Start of Data rows

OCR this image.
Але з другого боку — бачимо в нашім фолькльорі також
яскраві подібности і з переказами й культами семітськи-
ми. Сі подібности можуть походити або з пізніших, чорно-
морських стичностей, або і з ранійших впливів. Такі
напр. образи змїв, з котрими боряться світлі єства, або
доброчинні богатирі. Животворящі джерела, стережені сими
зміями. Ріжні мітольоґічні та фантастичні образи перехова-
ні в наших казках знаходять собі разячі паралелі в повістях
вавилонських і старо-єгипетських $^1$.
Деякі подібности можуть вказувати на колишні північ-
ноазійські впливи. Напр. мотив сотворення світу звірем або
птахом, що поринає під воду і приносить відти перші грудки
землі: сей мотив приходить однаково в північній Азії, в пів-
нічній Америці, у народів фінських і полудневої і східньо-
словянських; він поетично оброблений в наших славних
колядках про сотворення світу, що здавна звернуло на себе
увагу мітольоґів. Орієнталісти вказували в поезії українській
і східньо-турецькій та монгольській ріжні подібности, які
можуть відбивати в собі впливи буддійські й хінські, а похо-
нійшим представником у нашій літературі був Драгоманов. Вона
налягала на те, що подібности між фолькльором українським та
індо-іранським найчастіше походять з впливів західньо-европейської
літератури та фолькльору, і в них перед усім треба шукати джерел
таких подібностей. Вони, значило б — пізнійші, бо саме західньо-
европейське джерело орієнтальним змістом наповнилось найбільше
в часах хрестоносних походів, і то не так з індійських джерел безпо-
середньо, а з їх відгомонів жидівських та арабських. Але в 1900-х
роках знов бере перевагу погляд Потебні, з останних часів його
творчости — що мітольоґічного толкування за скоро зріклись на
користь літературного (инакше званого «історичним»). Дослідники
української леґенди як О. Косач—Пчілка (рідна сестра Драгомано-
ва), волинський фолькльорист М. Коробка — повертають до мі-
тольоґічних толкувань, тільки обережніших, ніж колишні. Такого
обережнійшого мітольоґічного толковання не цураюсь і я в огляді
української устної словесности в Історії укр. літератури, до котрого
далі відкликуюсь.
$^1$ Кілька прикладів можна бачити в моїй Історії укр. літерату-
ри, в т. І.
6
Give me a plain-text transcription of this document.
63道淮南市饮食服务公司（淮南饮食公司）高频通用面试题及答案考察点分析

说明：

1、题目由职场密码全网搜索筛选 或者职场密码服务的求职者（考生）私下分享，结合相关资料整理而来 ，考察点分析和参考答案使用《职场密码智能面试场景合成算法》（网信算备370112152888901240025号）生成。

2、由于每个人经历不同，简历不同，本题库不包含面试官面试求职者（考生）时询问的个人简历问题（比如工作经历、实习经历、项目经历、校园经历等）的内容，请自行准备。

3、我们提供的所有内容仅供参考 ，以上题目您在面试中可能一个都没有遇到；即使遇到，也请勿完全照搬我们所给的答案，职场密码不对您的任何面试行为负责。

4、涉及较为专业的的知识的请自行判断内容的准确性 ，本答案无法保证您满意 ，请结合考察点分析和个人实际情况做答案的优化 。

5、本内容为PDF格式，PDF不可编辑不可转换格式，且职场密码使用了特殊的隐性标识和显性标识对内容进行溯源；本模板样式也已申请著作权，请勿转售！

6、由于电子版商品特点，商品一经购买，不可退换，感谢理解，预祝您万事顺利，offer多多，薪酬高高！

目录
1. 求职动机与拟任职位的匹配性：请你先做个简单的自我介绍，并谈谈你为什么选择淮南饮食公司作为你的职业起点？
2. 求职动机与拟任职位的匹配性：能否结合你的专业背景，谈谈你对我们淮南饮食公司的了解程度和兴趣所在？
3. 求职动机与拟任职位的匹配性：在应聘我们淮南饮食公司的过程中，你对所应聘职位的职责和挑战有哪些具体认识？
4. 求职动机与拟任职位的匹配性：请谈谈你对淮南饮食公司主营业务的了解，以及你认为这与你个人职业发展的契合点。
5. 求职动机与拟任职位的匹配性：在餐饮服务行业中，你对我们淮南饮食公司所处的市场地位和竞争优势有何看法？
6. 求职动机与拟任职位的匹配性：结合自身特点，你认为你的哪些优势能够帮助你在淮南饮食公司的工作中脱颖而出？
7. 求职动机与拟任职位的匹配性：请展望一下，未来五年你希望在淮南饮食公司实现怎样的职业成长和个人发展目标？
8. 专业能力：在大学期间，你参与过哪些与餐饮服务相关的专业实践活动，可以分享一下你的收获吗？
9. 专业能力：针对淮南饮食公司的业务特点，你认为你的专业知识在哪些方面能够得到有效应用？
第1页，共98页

End of Data rows

» What is being asked: Look through the data above. Each line containing the word "східньо" needs to be copied.

» Final result:
нічній Америці, у народів фінських і полудневої і східньо-
і східньо-турецькій та монгольській ріжні подібности, які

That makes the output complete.